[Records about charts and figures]
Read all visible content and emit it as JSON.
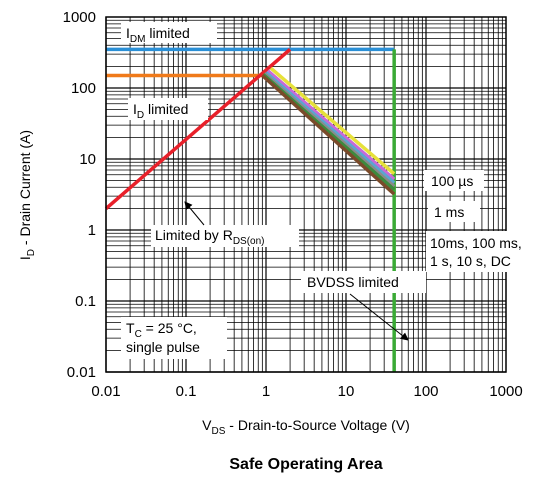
{
  "chart_data": {
    "type": "line",
    "title": "Safe Operating Area",
    "xlabel": {
      "main": "V",
      "sub": "DS",
      "rest": " - Drain-to-Source Voltage (V)"
    },
    "ylabel": {
      "main": "I",
      "sub": "D",
      "rest": " - Drain Current (A)"
    },
    "x_scale": "log",
    "y_scale": "log",
    "xlim": [
      0.01,
      1000
    ],
    "ylim": [
      0.01,
      1000
    ],
    "grid": true,
    "x_ticks": [
      0.01,
      0.1,
      1,
      10,
      100,
      1000
    ],
    "x_tick_labels": [
      "0.01",
      "0.1",
      "1",
      "10",
      "100",
      "1000"
    ],
    "y_ticks": [
      0.01,
      0.1,
      1,
      10,
      100,
      1000
    ],
    "y_tick_labels": [
      "0.01",
      "0.1",
      "1",
      "10",
      "100",
      "1000"
    ],
    "series": [
      {
        "name": "I_DM limited",
        "color": "#2a8fd6",
        "points": [
          [
            0.01,
            350
          ],
          [
            40,
            350
          ]
        ]
      },
      {
        "name": "I_D limited",
        "color": "#f07a1a",
        "points": [
          [
            0.01,
            150
          ],
          [
            0.9,
            150
          ]
        ]
      },
      {
        "name": "Limited by R_DS(on)",
        "color": "#e8202a",
        "points": [
          [
            0.01,
            2
          ],
          [
            2,
            350
          ]
        ]
      },
      {
        "name": "BVDSS limited",
        "color": "#3aaa35",
        "points": [
          [
            40,
            0.01
          ],
          [
            40,
            350
          ]
        ]
      },
      {
        "name": "100 µs",
        "color": "#e7e13a",
        "points": [
          [
            1.15,
            190
          ],
          [
            40,
            6.2
          ]
        ]
      },
      {
        "name": "1 ms",
        "color": "#c86ad8",
        "points": [
          [
            1.05,
            175
          ],
          [
            40,
            5.2
          ]
        ]
      },
      {
        "name": "10 ms",
        "color": "#5aa6d0",
        "points": [
          [
            1.0,
            165
          ],
          [
            40,
            4.6
          ]
        ]
      },
      {
        "name": "100 ms",
        "color": "#8a8a8a",
        "points": [
          [
            0.95,
            160
          ],
          [
            40,
            4.1
          ]
        ]
      },
      {
        "name": "1 s",
        "color": "#3d8a3d",
        "points": [
          [
            0.92,
            155
          ],
          [
            40,
            3.7
          ]
        ]
      },
      {
        "name": "DC",
        "color": "#7a4a2a",
        "points": [
          [
            0.9,
            150
          ],
          [
            40,
            3.2
          ]
        ]
      }
    ],
    "annotations": {
      "idm": {
        "main": "I",
        "sub": "DM",
        "rest": " limited"
      },
      "id": {
        "main": "I",
        "sub": "D",
        "rest": " limited"
      },
      "rds": {
        "main": "Limited by R",
        "sub": "DS(on)",
        "rest": ""
      },
      "bvdss": "BVDSS limited",
      "us100": "100 µs",
      "ms1": "1 ms",
      "dc_line1": "10ms, 100 ms,",
      "dc_line2": "1 s, 10 s, DC",
      "tc_main": "T",
      "tc_sub": "C",
      "tc_rest": " = 25 °C,",
      "single_pulse": "single pulse"
    }
  }
}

_What the task requires:_ Transcribe the listing in full. Omit the pictures and keep every line exact.

_Reply to the task:_
Read all visible content and emit it as JSON.
{
  "chart_data": {
    "type": "line",
    "title": "Safe Operating Area",
    "xlabel": {
      "main": "V",
      "sub": "DS",
      "rest": " - Drain-to-Source Voltage (V)"
    },
    "ylabel": {
      "main": "I",
      "sub": "D",
      "rest": " - Drain Current (A)"
    },
    "x_scale": "log",
    "y_scale": "log",
    "xlim": [
      0.01,
      1000
    ],
    "ylim": [
      0.01,
      1000
    ],
    "grid": true,
    "x_ticks": [
      0.01,
      0.1,
      1,
      10,
      100,
      1000
    ],
    "x_tick_labels": [
      "0.01",
      "0.1",
      "1",
      "10",
      "100",
      "1000"
    ],
    "y_ticks": [
      0.01,
      0.1,
      1,
      10,
      100,
      1000
    ],
    "y_tick_labels": [
      "0.01",
      "0.1",
      "1",
      "10",
      "100",
      "1000"
    ],
    "series": [
      {
        "name": "I_DM limited",
        "color": "#2a8fd6",
        "points": [
          [
            0.01,
            350
          ],
          [
            40,
            350
          ]
        ]
      },
      {
        "name": "I_D limited",
        "color": "#f07a1a",
        "points": [
          [
            0.01,
            150
          ],
          [
            0.9,
            150
          ]
        ]
      },
      {
        "name": "Limited by R_DS(on)",
        "color": "#e8202a",
        "points": [
          [
            0.01,
            2
          ],
          [
            2,
            350
          ]
        ]
      },
      {
        "name": "BVDSS limited",
        "color": "#3aaa35",
        "points": [
          [
            40,
            0.01
          ],
          [
            40,
            350
          ]
        ]
      },
      {
        "name": "100 µs",
        "color": "#e7e13a",
        "points": [
          [
            1.15,
            190
          ],
          [
            40,
            6.2
          ]
        ]
      },
      {
        "name": "1 ms",
        "color": "#c86ad8",
        "points": [
          [
            1.05,
            175
          ],
          [
            40,
            5.2
          ]
        ]
      },
      {
        "name": "10 ms",
        "color": "#5aa6d0",
        "points": [
          [
            1.0,
            165
          ],
          [
            40,
            4.6
          ]
        ]
      },
      {
        "name": "100 ms",
        "color": "#8a8a8a",
        "points": [
          [
            0.95,
            160
          ],
          [
            40,
            4.1
          ]
        ]
      },
      {
        "name": "1 s",
        "color": "#3d8a3d",
        "points": [
          [
            0.92,
            155
          ],
          [
            40,
            3.7
          ]
        ]
      },
      {
        "name": "DC",
        "color": "#7a4a2a",
        "points": [
          [
            0.9,
            150
          ],
          [
            40,
            3.2
          ]
        ]
      }
    ],
    "annotations": {
      "idm": {
        "main": "I",
        "sub": "DM",
        "rest": " limited"
      },
      "id": {
        "main": "I",
        "sub": "D",
        "rest": " limited"
      },
      "rds": {
        "main": "Limited by R",
        "sub": "DS(on)",
        "rest": ""
      },
      "bvdss": "BVDSS limited",
      "us100": "100 µs",
      "ms1": "1 ms",
      "dc_line1": "10ms, 100 ms,",
      "dc_line2": "1 s, 10 s, DC",
      "tc_main": "T",
      "tc_sub": "C",
      "tc_rest": " = 25 °C,",
      "single_pulse": "single pulse"
    }
  }
}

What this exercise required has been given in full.